# Required task
Repeat every record below exactly as written.

Figure dataset records:
#####

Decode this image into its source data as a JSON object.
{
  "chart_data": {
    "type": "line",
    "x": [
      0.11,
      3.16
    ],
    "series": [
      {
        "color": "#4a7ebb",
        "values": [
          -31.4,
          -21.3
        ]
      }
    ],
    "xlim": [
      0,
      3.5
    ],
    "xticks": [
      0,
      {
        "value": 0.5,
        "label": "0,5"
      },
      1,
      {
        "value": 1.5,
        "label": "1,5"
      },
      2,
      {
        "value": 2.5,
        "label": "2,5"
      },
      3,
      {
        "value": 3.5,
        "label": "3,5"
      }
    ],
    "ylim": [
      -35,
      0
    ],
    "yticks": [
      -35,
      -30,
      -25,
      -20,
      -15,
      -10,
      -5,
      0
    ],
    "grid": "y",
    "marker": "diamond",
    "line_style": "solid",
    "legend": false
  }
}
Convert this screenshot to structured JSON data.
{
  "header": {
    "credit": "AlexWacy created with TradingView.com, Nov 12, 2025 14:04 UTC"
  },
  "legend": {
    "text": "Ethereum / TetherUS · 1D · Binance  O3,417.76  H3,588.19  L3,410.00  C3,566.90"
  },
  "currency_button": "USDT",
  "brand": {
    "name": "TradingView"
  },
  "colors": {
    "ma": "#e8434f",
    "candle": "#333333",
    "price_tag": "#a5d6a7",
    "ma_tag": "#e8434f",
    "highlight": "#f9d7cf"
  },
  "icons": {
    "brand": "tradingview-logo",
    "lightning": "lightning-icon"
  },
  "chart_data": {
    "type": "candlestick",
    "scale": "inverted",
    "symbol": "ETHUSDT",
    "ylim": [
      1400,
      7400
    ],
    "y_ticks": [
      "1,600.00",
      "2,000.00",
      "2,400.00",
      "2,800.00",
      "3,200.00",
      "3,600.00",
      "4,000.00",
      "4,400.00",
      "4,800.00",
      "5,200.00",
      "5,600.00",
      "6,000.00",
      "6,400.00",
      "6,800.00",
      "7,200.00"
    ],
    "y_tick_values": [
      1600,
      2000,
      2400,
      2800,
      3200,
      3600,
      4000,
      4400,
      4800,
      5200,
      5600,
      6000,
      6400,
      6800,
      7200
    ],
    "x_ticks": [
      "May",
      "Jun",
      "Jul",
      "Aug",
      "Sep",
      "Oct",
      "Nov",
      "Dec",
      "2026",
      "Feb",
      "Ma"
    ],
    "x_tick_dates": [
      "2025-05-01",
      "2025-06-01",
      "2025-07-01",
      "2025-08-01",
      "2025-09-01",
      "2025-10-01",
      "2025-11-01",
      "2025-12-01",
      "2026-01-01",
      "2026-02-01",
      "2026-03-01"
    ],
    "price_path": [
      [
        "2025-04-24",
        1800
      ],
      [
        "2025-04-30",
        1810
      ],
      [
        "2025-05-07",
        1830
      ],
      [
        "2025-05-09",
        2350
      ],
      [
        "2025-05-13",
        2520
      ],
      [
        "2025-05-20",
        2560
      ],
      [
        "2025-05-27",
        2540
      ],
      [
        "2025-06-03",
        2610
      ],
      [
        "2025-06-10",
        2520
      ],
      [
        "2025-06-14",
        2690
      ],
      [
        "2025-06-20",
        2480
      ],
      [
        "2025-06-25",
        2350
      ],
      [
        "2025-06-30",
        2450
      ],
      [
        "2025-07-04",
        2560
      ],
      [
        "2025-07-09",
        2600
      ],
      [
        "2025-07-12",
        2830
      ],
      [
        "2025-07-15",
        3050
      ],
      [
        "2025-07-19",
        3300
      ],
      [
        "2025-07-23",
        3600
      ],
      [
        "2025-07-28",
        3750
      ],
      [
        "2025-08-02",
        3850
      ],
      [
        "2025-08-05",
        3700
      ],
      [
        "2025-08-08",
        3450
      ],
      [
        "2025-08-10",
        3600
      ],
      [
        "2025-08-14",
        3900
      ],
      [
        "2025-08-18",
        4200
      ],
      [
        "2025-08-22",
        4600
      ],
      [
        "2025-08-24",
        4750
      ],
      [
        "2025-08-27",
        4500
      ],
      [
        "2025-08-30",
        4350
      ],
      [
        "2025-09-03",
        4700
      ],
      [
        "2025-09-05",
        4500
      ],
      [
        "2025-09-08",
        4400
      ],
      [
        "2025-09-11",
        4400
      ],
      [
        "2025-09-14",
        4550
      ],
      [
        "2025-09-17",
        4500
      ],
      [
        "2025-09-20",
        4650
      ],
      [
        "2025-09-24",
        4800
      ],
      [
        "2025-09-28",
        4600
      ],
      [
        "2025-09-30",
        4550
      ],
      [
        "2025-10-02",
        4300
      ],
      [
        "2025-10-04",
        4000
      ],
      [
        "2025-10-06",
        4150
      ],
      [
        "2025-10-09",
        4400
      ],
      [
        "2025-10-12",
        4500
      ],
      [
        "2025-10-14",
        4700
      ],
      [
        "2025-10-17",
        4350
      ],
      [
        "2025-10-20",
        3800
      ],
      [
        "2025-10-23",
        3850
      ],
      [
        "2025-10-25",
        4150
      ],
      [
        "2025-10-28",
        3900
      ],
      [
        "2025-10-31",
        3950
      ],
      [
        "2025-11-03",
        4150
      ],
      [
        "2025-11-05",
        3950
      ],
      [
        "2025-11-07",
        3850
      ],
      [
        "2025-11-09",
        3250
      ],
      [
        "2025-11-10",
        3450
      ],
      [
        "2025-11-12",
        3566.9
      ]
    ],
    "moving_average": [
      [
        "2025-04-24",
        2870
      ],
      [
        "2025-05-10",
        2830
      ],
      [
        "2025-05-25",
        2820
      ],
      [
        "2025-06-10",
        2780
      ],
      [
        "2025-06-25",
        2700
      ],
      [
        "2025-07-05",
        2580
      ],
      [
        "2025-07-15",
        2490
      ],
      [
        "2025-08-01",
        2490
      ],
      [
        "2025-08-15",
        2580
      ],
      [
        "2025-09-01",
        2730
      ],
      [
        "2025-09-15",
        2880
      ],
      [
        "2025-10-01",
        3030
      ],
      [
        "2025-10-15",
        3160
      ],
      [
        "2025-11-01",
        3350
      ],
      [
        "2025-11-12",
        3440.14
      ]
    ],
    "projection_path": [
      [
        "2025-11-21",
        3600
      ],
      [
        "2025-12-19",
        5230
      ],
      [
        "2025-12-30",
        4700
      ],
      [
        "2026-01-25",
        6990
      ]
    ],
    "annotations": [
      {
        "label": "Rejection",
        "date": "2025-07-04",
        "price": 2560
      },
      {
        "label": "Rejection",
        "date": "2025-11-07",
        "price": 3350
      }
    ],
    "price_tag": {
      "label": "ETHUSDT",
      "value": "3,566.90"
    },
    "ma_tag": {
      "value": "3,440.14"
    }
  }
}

#####

# Result for this exercise
Decode this image into its source data as a JSON object.
{
  "chart_data": {
    "type": "line",
    "x": [
      0.11,
      3.16
    ],
    "series": [
      {
        "color": "#4a7ebb",
        "values": [
          -31.4,
          -21.3
        ]
      }
    ],
    "xlim": [
      0,
      3.5
    ],
    "xticks": [
      0,
      {
        "value": 0.5,
        "label": "0,5"
      },
      1,
      {
        "value": 1.5,
        "label": "1,5"
      },
      2,
      {
        "value": 2.5,
        "label": "2,5"
      },
      3,
      {
        "value": 3.5,
        "label": "3,5"
      }
    ],
    "ylim": [
      -35,
      0
    ],
    "yticks": [
      -35,
      -30,
      -25,
      -20,
      -15,
      -10,
      -5,
      0
    ],
    "grid": "y",
    "marker": "diamond",
    "line_style": "solid",
    "legend": false
  }
}
Convert this screenshot to structured JSON data.
{
  "header": {
    "credit": "AlexWacy created with TradingView.com, Nov 12, 2025 14:04 UTC"
  },
  "legend": {
    "text": "Ethereum / TetherUS · 1D · Binance  O3,417.76  H3,588.19  L3,410.00  C3,566.90"
  },
  "currency_button": "USDT",
  "brand": {
    "name": "TradingView"
  },
  "colors": {
    "ma": "#e8434f",
    "candle": "#333333",
    "price_tag": "#a5d6a7",
    "ma_tag": "#e8434f",
    "highlight": "#f9d7cf"
  },
  "icons": {
    "brand": "tradingview-logo",
    "lightning": "lightning-icon"
  },
  "chart_data": {
    "type": "candlestick",
    "scale": "inverted",
    "symbol": "ETHUSDT",
    "ylim": [
      1400,
      7400
    ],
    "y_ticks": [
      "1,600.00",
      "2,000.00",
      "2,400.00",
      "2,800.00",
      "3,200.00",
      "3,600.00",
      "4,000.00",
      "4,400.00",
      "4,800.00",
      "5,200.00",
      "5,600.00",
      "6,000.00",
      "6,400.00",
      "6,800.00",
      "7,200.00"
    ],
    "y_tick_values": [
      1600,
      2000,
      2400,
      2800,
      3200,
      3600,
      4000,
      4400,
      4800,
      5200,
      5600,
      6000,
      6400,
      6800,
      7200
    ],
    "x_ticks": [
      "May",
      "Jun",
      "Jul",
      "Aug",
      "Sep",
      "Oct",
      "Nov",
      "Dec",
      "2026",
      "Feb",
      "Ma"
    ],
    "x_tick_dates": [
      "2025-05-01",
      "2025-06-01",
      "2025-07-01",
      "2025-08-01",
      "2025-09-01",
      "2025-10-01",
      "2025-11-01",
      "2025-12-01",
      "2026-01-01",
      "2026-02-01",
      "2026-03-01"
    ],
    "price_path": [
      [
        "2025-04-24",
        1800
      ],
      [
        "2025-04-30",
        1810
      ],
      [
        "2025-05-07",
        1830
      ],
      [
        "2025-05-09",
        2350
      ],
      [
        "2025-05-13",
        2520
      ],
      [
        "2025-05-20",
        2560
      ],
      [
        "2025-05-27",
        2540
      ],
      [
        "2025-06-03",
        2610
      ],
      [
        "2025-06-10",
        2520
      ],
      [
        "2025-06-14",
        2690
      ],
      [
        "2025-06-20",
        2480
      ],
      [
        "2025-06-25",
        2350
      ],
      [
        "2025-06-30",
        2450
      ],
      [
        "2025-07-04",
        2560
      ],
      [
        "2025-07-09",
        2600
      ],
      [
        "2025-07-12",
        2830
      ],
      [
        "2025-07-15",
        3050
      ],
      [
        "2025-07-19",
        3300
      ],
      [
        "2025-07-23",
        3600
      ],
      [
        "2025-07-28",
        3750
      ],
      [
        "2025-08-02",
        3850
      ],
      [
        "2025-08-05",
        3700
      ],
      [
        "2025-08-08",
        3450
      ],
      [
        "2025-08-10",
        3600
      ],
      [
        "2025-08-14",
        3900
      ],
      [
        "2025-08-18",
        4200
      ],
      [
        "2025-08-22",
        4600
      ],
      [
        "2025-08-24",
        4750
      ],
      [
        "2025-08-27",
        4500
      ],
      [
        "2025-08-30",
        4350
      ],
      [
        "2025-09-03",
        4700
      ],
      [
        "2025-09-05",
        4500
      ],
      [
        "2025-09-08",
        4400
      ],
      [
        "2025-09-11",
        4400
      ],
      [
        "2025-09-14",
        4550
      ],
      [
        "2025-09-17",
        4500
      ],
      [
        "2025-09-20",
        4650
      ],
      [
        "2025-09-24",
        4800
      ],
      [
        "2025-09-28",
        4600
      ],
      [
        "2025-09-30",
        4550
      ],
      [
        "2025-10-02",
        4300
      ],
      [
        "2025-10-04",
        4000
      ],
      [
        "2025-10-06",
        4150
      ],
      [
        "2025-10-09",
        4400
      ],
      [
        "2025-10-12",
        4500
      ],
      [
        "2025-10-14",
        4700
      ],
      [
        "2025-10-17",
        4350
      ],
      [
        "2025-10-20",
        3800
      ],
      [
        "2025-10-23",
        3850
      ],
      [
        "2025-10-25",
        4150
      ],
      [
        "2025-10-28",
        3900
      ],
      [
        "2025-10-31",
        3950
      ],
      [
        "2025-11-03",
        4150
      ],
      [
        "2025-11-05",
        3950
      ],
      [
        "2025-11-07",
        3850
      ],
      [
        "2025-11-09",
        3250
      ],
      [
        "2025-11-10",
        3450
      ],
      [
        "2025-11-12",
        3566.9
      ]
    ],
    "moving_average": [
      [
        "2025-04-24",
        2870
      ],
      [
        "2025-05-10",
        2830
      ],
      [
        "2025-05-25",
        2820
      ],
      [
        "2025-06-10",
        2780
      ],
      [
        "2025-06-25",
        2700
      ],
      [
        "2025-07-05",
        2580
      ],
      [
        "2025-07-15",
        2490
      ],
      [
        "2025-08-01",
        2490
      ],
      [
        "2025-08-15",
        2580
      ],
      [
        "2025-09-01",
        2730
      ],
      [
        "2025-09-15",
        2880
      ],
      [
        "2025-10-01",
        3030
      ],
      [
        "2025-10-15",
        3160
      ],
      [
        "2025-11-01",
        3350
      ],
      [
        "2025-11-12",
        3440.14
      ]
    ],
    "projection_path": [
      [
        "2025-11-21",
        3600
      ],
      [
        "2025-12-19",
        5230
      ],
      [
        "2025-12-30",
        4700
      ],
      [
        "2026-01-25",
        6990
      ]
    ],
    "annotations": [
      {
        "label": "Rejection",
        "date": "2025-07-04",
        "price": 2560
      },
      {
        "label": "Rejection",
        "date": "2025-11-07",
        "price": 3350
      }
    ],
    "price_tag": {
      "label": "ETHUSDT",
      "value": "3,566.90"
    },
    "ma_tag": {
      "value": "3,440.14"
    }
  }
}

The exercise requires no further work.